### AIM
Select lines where the word "correlation" appears.

### INPUT ROWS
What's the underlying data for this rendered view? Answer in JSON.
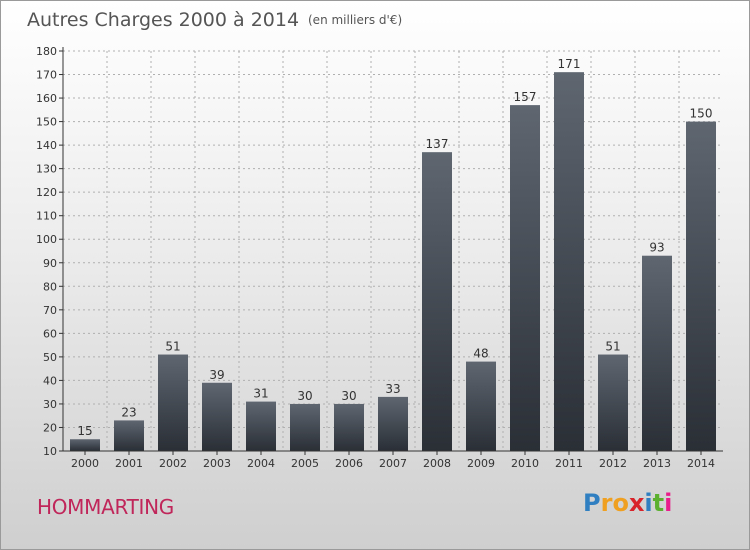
{
  "title": "Autres Charges 2000 à 2014",
  "subtitle": "(en milliers d'€)",
  "commune": "HOMMARTING",
  "logo": {
    "letters": [
      "P",
      "r",
      "o",
      "x",
      "i",
      "t",
      "i"
    ],
    "colors": [
      "#2f7fc1",
      "#f0a020",
      "#f0a020",
      "#d8232a",
      "#2f7fc1",
      "#5bb030",
      "#e91e8c"
    ]
  },
  "colors": {
    "bar_top": "#5f6670",
    "bar_bottom": "#2a2f36",
    "axis": "#333333",
    "grid": "#b0b0b0",
    "title": "#555555",
    "commune": "#c0265a"
  },
  "chart_data": {
    "type": "bar",
    "title": "Autres Charges 2000 à 2014",
    "subtitle": "(en milliers d'€)",
    "xlabel": "",
    "ylabel": "",
    "categories": [
      "2000",
      "2001",
      "2002",
      "2003",
      "2004",
      "2005",
      "2006",
      "2007",
      "2008",
      "2009",
      "2010",
      "2011",
      "2012",
      "2013",
      "2014"
    ],
    "values": [
      15,
      23,
      51,
      39,
      31,
      30,
      30,
      33,
      137,
      48,
      157,
      171,
      51,
      93,
      150
    ],
    "ylim": [
      10,
      180
    ],
    "yticks": [
      10,
      20,
      30,
      40,
      50,
      60,
      70,
      80,
      90,
      100,
      110,
      120,
      130,
      140,
      150,
      160,
      170,
      180
    ],
    "grid": true
  }
}
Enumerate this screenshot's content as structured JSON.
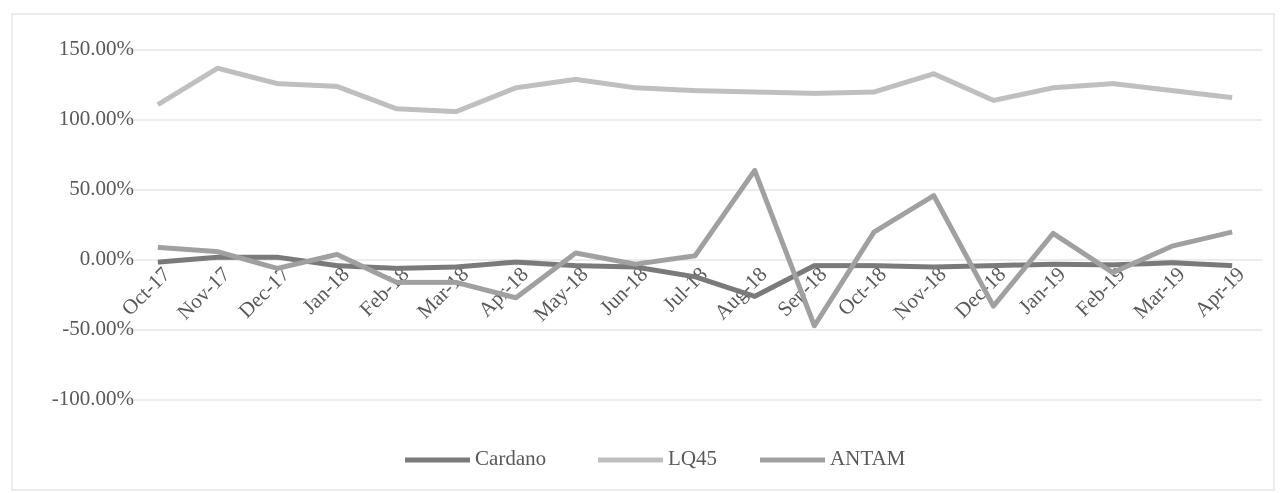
{
  "chart_data": {
    "type": "line",
    "categories": [
      "Oct-17",
      "Nov-17",
      "Dec-17",
      "Jan-18",
      "Feb-18",
      "Mar-18",
      "Apr-18",
      "May-18",
      "Jun-18",
      "Jul-18",
      "Aug-18",
      "Sep-18",
      "Oct-18",
      "Nov-18",
      "Dec-18",
      "Jan-19",
      "Feb-19",
      "Mar-19",
      "Apr-19"
    ],
    "series": [
      {
        "name": "Cardano",
        "color": "#7a7a7a",
        "values": [
          -1.5,
          2,
          2,
          -4,
          -6,
          -5,
          -1.5,
          -4,
          -5,
          -12,
          -26,
          -4,
          -4,
          -5,
          -4,
          -3,
          -3.5,
          -2,
          -4
        ]
      },
      {
        "name": "LQ45",
        "color": "#bfbfbf",
        "values": [
          111,
          137,
          126,
          124,
          108,
          106,
          123,
          129,
          123,
          121,
          120,
          119,
          120,
          133,
          114,
          123,
          126,
          121,
          116
        ]
      },
      {
        "name": "ANTAM",
        "color": "#a0a0a0",
        "values": [
          9,
          6,
          -6,
          4,
          -16,
          -16,
          -27,
          5,
          -3,
          3,
          64,
          -47,
          20,
          46,
          -33,
          19,
          -9,
          10,
          20
        ]
      }
    ],
    "ylim": [
      -100,
      150
    ],
    "yticks": [
      {
        "value": -100,
        "label": "-100.00%"
      },
      {
        "value": -50,
        "label": "-50.00%"
      },
      {
        "value": 0,
        "label": "0.00%"
      },
      {
        "value": 50,
        "label": "50.00%"
      },
      {
        "value": 100,
        "label": "100.00%"
      },
      {
        "value": 150,
        "label": "150.00%"
      }
    ],
    "grid": true,
    "legend": "bottom"
  }
}
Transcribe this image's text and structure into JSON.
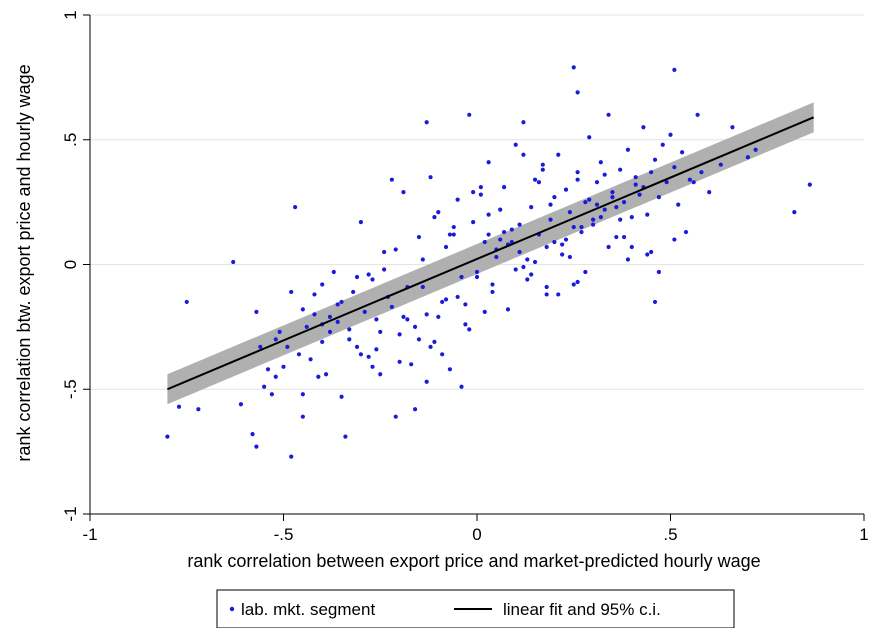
{
  "chart_data": {
    "type": "scatter",
    "xlabel": "rank correlation between export price and market-predicted hourly wage",
    "ylabel": "rank correlation btw. export price and hourly wage",
    "xlim": [
      -1,
      1
    ],
    "ylim": [
      -1,
      1
    ],
    "x_ticks": [
      {
        "value": -1,
        "label": "-1"
      },
      {
        "value": -0.5,
        "label": "-.5"
      },
      {
        "value": 0,
        "label": "0"
      },
      {
        "value": 0.5,
        "label": ".5"
      },
      {
        "value": 1,
        "label": "1"
      }
    ],
    "y_ticks": [
      {
        "value": -1,
        "label": "-1"
      },
      {
        "value": -0.5,
        "label": "-.5"
      },
      {
        "value": 0,
        "label": "0"
      },
      {
        "value": 0.5,
        "label": ".5"
      },
      {
        "value": 1,
        "label": "1"
      }
    ],
    "grid": "horizontal",
    "legend_position": "bottom",
    "series": [
      {
        "name": "lab. mkt. segment",
        "kind": "scatter",
        "color": "#1a1adb",
        "x": [
          -0.8,
          -0.77,
          -0.75,
          -0.72,
          -0.63,
          -0.61,
          -0.58,
          -0.57,
          -0.57,
          -0.56,
          -0.55,
          -0.54,
          -0.53,
          -0.52,
          -0.51,
          -0.5,
          -0.49,
          -0.48,
          -0.47,
          -0.46,
          -0.45,
          -0.45,
          -0.44,
          -0.43,
          -0.42,
          -0.41,
          -0.4,
          -0.4,
          -0.39,
          -0.38,
          -0.37,
          -0.36,
          -0.35,
          -0.34,
          -0.33,
          -0.32,
          -0.31,
          -0.3,
          -0.29,
          -0.28,
          -0.27,
          -0.26,
          -0.25,
          -0.24,
          -0.23,
          -0.22,
          -0.21,
          -0.2,
          -0.19,
          -0.18,
          -0.17,
          -0.16,
          -0.15,
          -0.14,
          -0.13,
          -0.12,
          -0.11,
          -0.1,
          -0.09,
          -0.08,
          -0.07,
          -0.06,
          -0.05,
          -0.04,
          -0.03,
          -0.02,
          -0.01,
          0.0,
          0.01,
          0.02,
          0.03,
          0.04,
          0.05,
          0.06,
          0.07,
          0.08,
          0.09,
          0.1,
          0.11,
          0.12,
          0.13,
          0.14,
          0.15,
          0.16,
          0.17,
          0.18,
          0.19,
          0.2,
          0.21,
          0.22,
          0.23,
          0.24,
          0.25,
          0.26,
          0.27,
          0.28,
          0.29,
          0.3,
          0.31,
          0.32,
          0.33,
          0.34,
          0.35,
          0.36,
          0.37,
          0.38,
          0.39,
          0.4,
          0.41,
          0.42,
          0.43,
          0.44,
          0.45,
          0.46,
          0.47,
          0.48,
          0.49,
          0.5,
          0.51,
          0.52,
          0.53,
          0.55,
          0.57,
          0.6,
          0.63,
          0.66,
          0.7,
          0.72,
          0.82,
          0.86,
          -0.3,
          -0.25,
          -0.2,
          -0.15,
          -0.1,
          -0.05,
          0.0,
          0.05,
          0.1,
          0.15,
          0.2,
          0.25,
          0.3,
          0.35,
          0.4,
          -0.45,
          -0.35,
          -0.28,
          -0.18,
          -0.12,
          -0.08,
          -0.02,
          0.04,
          0.08,
          0.12,
          0.18,
          0.22,
          0.26,
          0.32,
          0.38,
          0.44,
          -0.4,
          -0.33,
          -0.22,
          -0.14,
          -0.06,
          0.02,
          0.06,
          0.14,
          0.19,
          0.24,
          0.29,
          0.34,
          0.41,
          0.47,
          0.54,
          -0.52,
          -0.42,
          -0.31,
          -0.24,
          -0.16,
          -0.11,
          -0.03,
          0.03,
          0.09,
          0.16,
          0.21,
          0.27,
          0.33,
          0.39,
          0.46,
          0.58,
          -0.38,
          -0.27,
          -0.19,
          -0.13,
          -0.07,
          -0.01,
          0.07,
          0.13,
          0.17,
          0.23,
          0.28,
          0.36,
          0.43,
          0.51,
          -0.48,
          -0.36,
          -0.26,
          -0.21,
          -0.09,
          -0.04,
          0.01,
          0.11,
          0.18,
          0.25,
          0.31,
          0.37,
          0.45,
          0.56,
          0.26,
          0.51,
          0.26,
          -0.13,
          0.03,
          0.12
        ],
        "y": [
          -0.69,
          -0.57,
          -0.15,
          -0.58,
          0.01,
          -0.56,
          -0.68,
          -0.73,
          -0.19,
          -0.33,
          -0.49,
          -0.42,
          -0.52,
          -0.3,
          -0.27,
          -0.41,
          -0.33,
          -0.77,
          0.23,
          -0.36,
          -0.52,
          -0.61,
          -0.25,
          -0.38,
          -0.12,
          -0.45,
          -0.31,
          -0.08,
          -0.44,
          -0.21,
          -0.03,
          -0.16,
          -0.53,
          -0.69,
          -0.26,
          -0.11,
          -0.33,
          0.17,
          -0.19,
          -0.37,
          -0.06,
          -0.22,
          -0.44,
          0.05,
          -0.13,
          0.34,
          -0.61,
          -0.28,
          0.29,
          -0.09,
          -0.4,
          -0.58,
          0.11,
          0.02,
          -0.2,
          0.35,
          -0.31,
          0.21,
          -0.15,
          0.07,
          -0.42,
          0.12,
          0.26,
          -0.05,
          -0.24,
          0.6,
          0.17,
          -0.03,
          0.28,
          0.09,
          0.41,
          -0.11,
          0.03,
          0.22,
          0.31,
          -0.18,
          0.14,
          0.48,
          0.05,
          0.57,
          -0.06,
          0.23,
          0.34,
          0.12,
          0.4,
          -0.09,
          0.18,
          0.27,
          0.44,
          0.08,
          0.3,
          0.21,
          0.79,
          0.37,
          0.13,
          0.25,
          0.51,
          0.16,
          0.33,
          0.41,
          0.22,
          0.6,
          0.29,
          0.11,
          0.38,
          0.25,
          0.46,
          0.19,
          0.32,
          0.28,
          0.55,
          0.2,
          0.37,
          0.42,
          0.27,
          0.48,
          0.33,
          0.52,
          0.39,
          0.24,
          0.45,
          0.34,
          0.6,
          0.29,
          0.4,
          0.55,
          0.43,
          0.46,
          0.21,
          0.32,
          -0.36,
          -0.27,
          -0.39,
          -0.3,
          -0.21,
          -0.13,
          -0.05,
          0.06,
          -0.02,
          0.01,
          0.09,
          0.15,
          0.18,
          0.27,
          0.07,
          -0.18,
          -0.15,
          -0.04,
          -0.22,
          -0.33,
          -0.14,
          -0.26,
          -0.08,
          0.08,
          -0.01,
          -0.12,
          0.04,
          -0.07,
          0.19,
          0.11,
          0.04,
          -0.24,
          -0.3,
          -0.17,
          -0.09,
          0.15,
          -0.19,
          0.1,
          -0.04,
          0.24,
          0.03,
          0.26,
          0.07,
          0.35,
          -0.03,
          0.13,
          -0.45,
          -0.2,
          -0.05,
          -0.02,
          -0.25,
          0.19,
          -0.16,
          0.2,
          0.09,
          0.33,
          -0.12,
          0.15,
          0.36,
          0.02,
          -0.15,
          0.37,
          -0.27,
          -0.41,
          -0.21,
          -0.47,
          0.12,
          0.29,
          0.13,
          0.02,
          0.38,
          0.1,
          -0.03,
          0.23,
          0.31,
          0.1,
          -0.11,
          -0.23,
          -0.34,
          0.06,
          -0.36,
          -0.49,
          0.31,
          0.16,
          0.07,
          -0.08,
          0.24,
          0.18,
          0.05,
          0.33,
          0.69,
          0.78,
          0.34,
          0.57,
          0.12,
          0.44
        ]
      },
      {
        "name": "linear fit and 95% c.i.",
        "kind": "line",
        "color": "#000000",
        "band_color": "#b0b0b0",
        "x": [
          -0.8,
          0.87
        ],
        "y": [
          -0.5,
          0.59
        ],
        "ci_lower": [
          -0.56,
          0.53
        ],
        "ci_upper": [
          -0.44,
          0.65
        ]
      }
    ]
  },
  "legend": {
    "items": [
      {
        "label": "lab. mkt. segment",
        "symbol": "dot"
      },
      {
        "label": "linear fit and 95% c.i.",
        "symbol": "line"
      }
    ]
  }
}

### RESPONSE BELOW
    "xlabel": "rank correlation between export price and market-predicted hourly wage",
    "ylabel": "rank correlation btw. export price and hourly wage",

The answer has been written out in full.